- Source material
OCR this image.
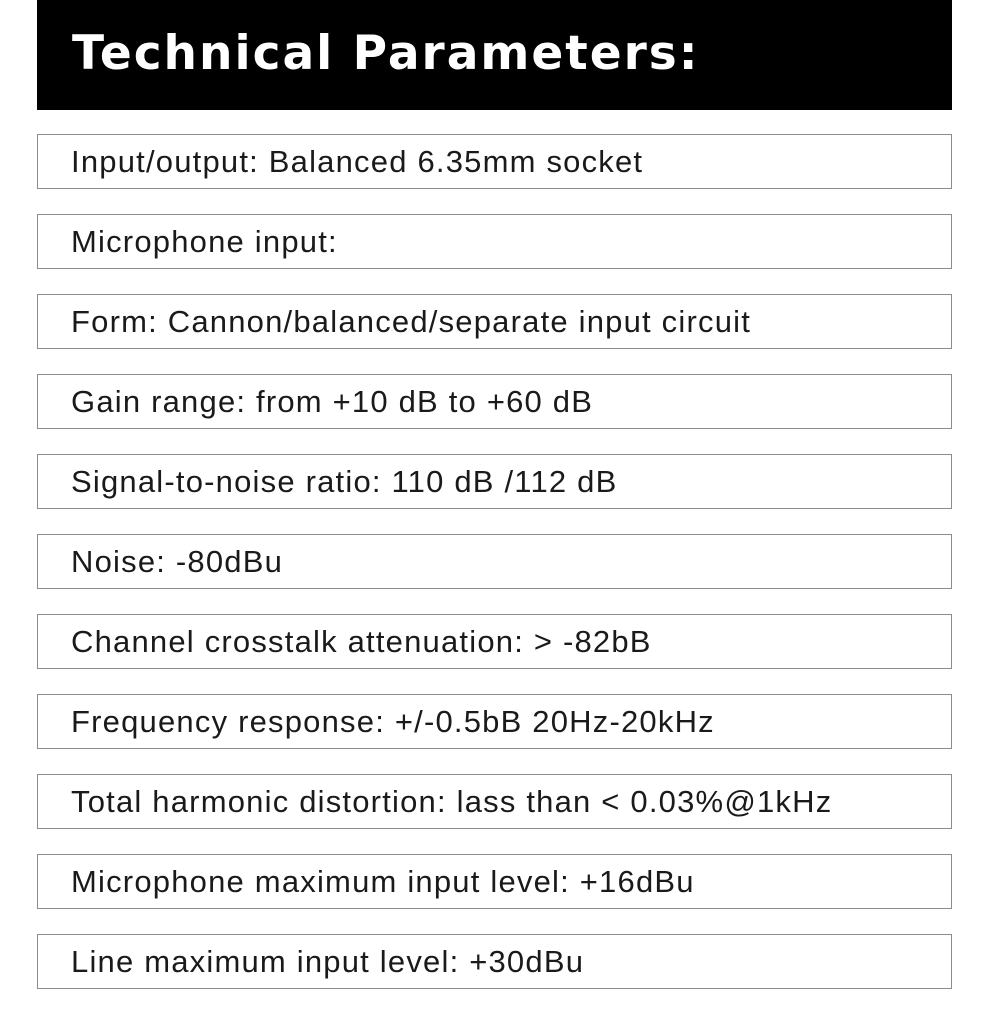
Technical Parameters:
Input/output: Balanced 6.35mm socket
Microphone input:
Form: Cannon/balanced/separate input circuit
Gain range: from +10 dB to +60 dB
Signal-to-noise ratio: 110 dB /112 dB
Noise: -80dBu
Channel crosstalk attenuation: > -82bB
Frequency response: +/-0.5bB 20Hz-20kHz
Total harmonic distortion: lass than < 0.03%@1kHz
Microphone maximum input level: +16dBu
Line maximum input level: +30dBu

- What is expected
Omit the pictures and give the material again, exactly and in full.

- Output of the task
OCR this image.
Technical Parameters:
Input/output: Balanced 6.35mm socket
Microphone input:
Form: Cannon/balanced/separate input circuit
Gain range: from +10 dB to +60 dB
Signal-to-noise ratio: 110 dB /112 dB
Noise: -80dBu
Channel crosstalk attenuation: > -82bB
Frequency response: +/-0.5bB 20Hz-20kHz
Total harmonic distortion: lass than < 0.03%@1kHz
Microphone maximum input level: +16dBu
Line maximum input level: +30dBu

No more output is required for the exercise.